[The listing]
★ ★ ★ ★ ★

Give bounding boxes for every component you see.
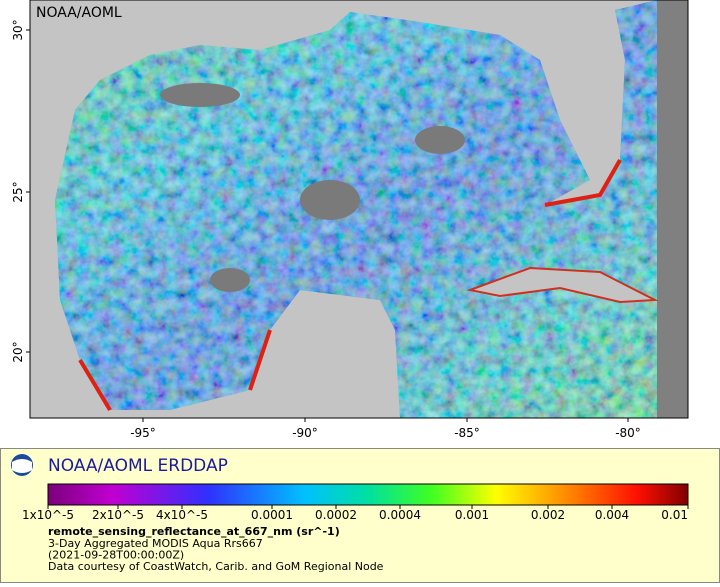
- colorbar-label: 0.0004: [379, 508, 421, 522]
- noaa-logo: [12, 459, 32, 473]
- colorbar-label: 0.0002: [315, 508, 357, 522]
- colorbar-label: 0.002: [531, 508, 565, 522]
- no-data-strip: [657, 0, 688, 418]
- lon-label: -95°: [130, 426, 156, 440]
- watermark: NOAA/AOML: [36, 5, 122, 21]
- colorbar-label: 1x10^-5: [22, 508, 74, 522]
- legend-line: (2021-09-28T00:00:00Z): [48, 549, 184, 562]
- lat-label: 20°: [11, 341, 25, 362]
- lon-label: -85°: [454, 426, 480, 440]
- legend-title: NOAA/AOML ERDDAP: [48, 456, 228, 476]
- legend-panel: [0, 448, 720, 583]
- legend-line: Data courtesy of CoastWatch, Carib. and …: [48, 560, 384, 573]
- legend-line: 3-Day Aggregated MODIS Aqua Rrs667: [48, 537, 263, 550]
- colorbar-label: 4x10^-5: [156, 508, 208, 522]
- colorbar-label: 2x10^-5: [92, 508, 144, 522]
- colorbar-label: 0.004: [595, 508, 629, 522]
- lon-label: -90°: [292, 426, 318, 440]
- colorbar: [47, 483, 689, 506]
- map-frame: [29, 0, 689, 419]
- colorbar-label: 0.01: [661, 508, 688, 522]
- coast-high: [544, 159, 622, 207]
- coast-high: [78, 329, 272, 412]
- variable-name: remote_sensing_reflectance_at_667_nm (sr…: [48, 525, 340, 538]
- lat-label: 25°: [11, 181, 25, 202]
- colorbar-label: 0.0001: [251, 508, 293, 522]
- lon-label: -80°: [615, 426, 641, 440]
- colorbar-label: 0.001: [455, 508, 489, 522]
- cuba: [466, 266, 659, 304]
- lat-label: 30°: [11, 19, 25, 40]
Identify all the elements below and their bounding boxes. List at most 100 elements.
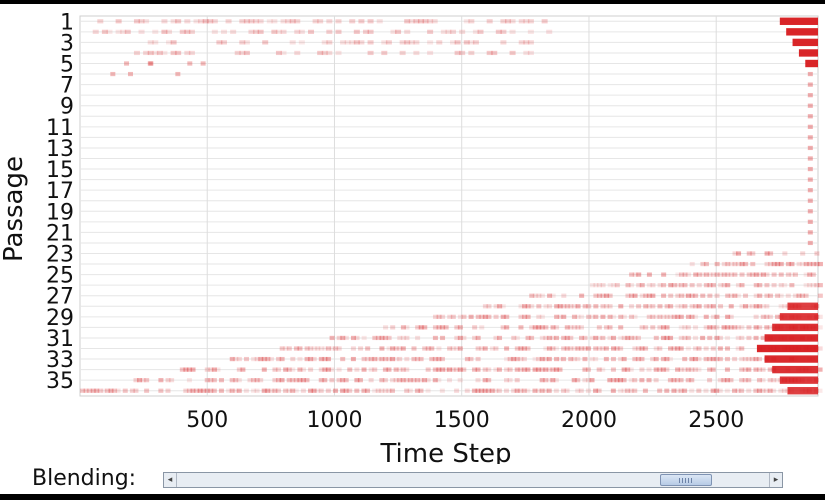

★ ★ ★ ★ ★

# WHAT TO PRODUCE
Output each line of the listing above as a numbered list, skipping blank lines and leaving out the pictures.

# TASK RESPONSE
1. Give bounding boxes for every component you see.
2. - colorbar-label: 0.0004: [379, 508, 421, 522]
3. - noaa-logo: [12, 459, 32, 473]
4. - colorbar-label: 0.0002: [315, 508, 357, 522]
5. - colorbar-label: 0.002: [531, 508, 565, 522]
6. - no-data-strip: [657, 0, 688, 418]
7. - lon-label: -95°: [130, 426, 156, 440]
8. - watermark: NOAA/AOML: [36, 5, 122, 21]
9. - colorbar-label: 1x10^-5: [22, 508, 74, 522]
10. - legend-line: (2021-09-28T00:00:00Z): [48, 549, 184, 562]
11. - lat-label: 20°: [11, 341, 25, 362]
12. - lon-label: -85°: [454, 426, 480, 440]
13. - legend-title: NOAA/AOML ERDDAP: [48, 456, 228, 476]
14. - legend-panel: [0, 448, 720, 583]
15. - legend-line: Data courtesy of CoastWatch, Carib. and …: [48, 560, 384, 573]
16. - legend-line: 3-Day Aggregated MODIS Aqua Rrs667: [48, 537, 263, 550]
17. - colorbar-label: 4x10^-5: [156, 508, 208, 522]
18. - colorbar-label: 2x10^-5: [92, 508, 144, 522]
19. - colorbar-label: 0.004: [595, 508, 629, 522]
20. - lon-label: -90°: [292, 426, 318, 440]
21. - colorbar: [47, 483, 689, 506]
22. - map-frame: [29, 0, 689, 419]
23. - colorbar-label: 0.01: [661, 508, 688, 522]
24. - coast-high: [544, 159, 622, 207]
25. - coast-high: [78, 329, 272, 412]
26. - variable-name: remote_sensing_reflectance_at_667_nm (sr…: [48, 525, 340, 538]
27. - lat-label: 25°: [11, 181, 25, 202]
28. - colorbar-label: 0.0001: [251, 508, 293, 522]
29. - lon-label: -80°: [615, 426, 641, 440]
30. - colorbar-label: 0.001: [455, 508, 489, 522]
31. - cuba: [466, 266, 659, 304]
32. - lat-label: 30°: [11, 19, 25, 40]
33. Identify all the elements below and their bounding boxes. List at most 100 elements.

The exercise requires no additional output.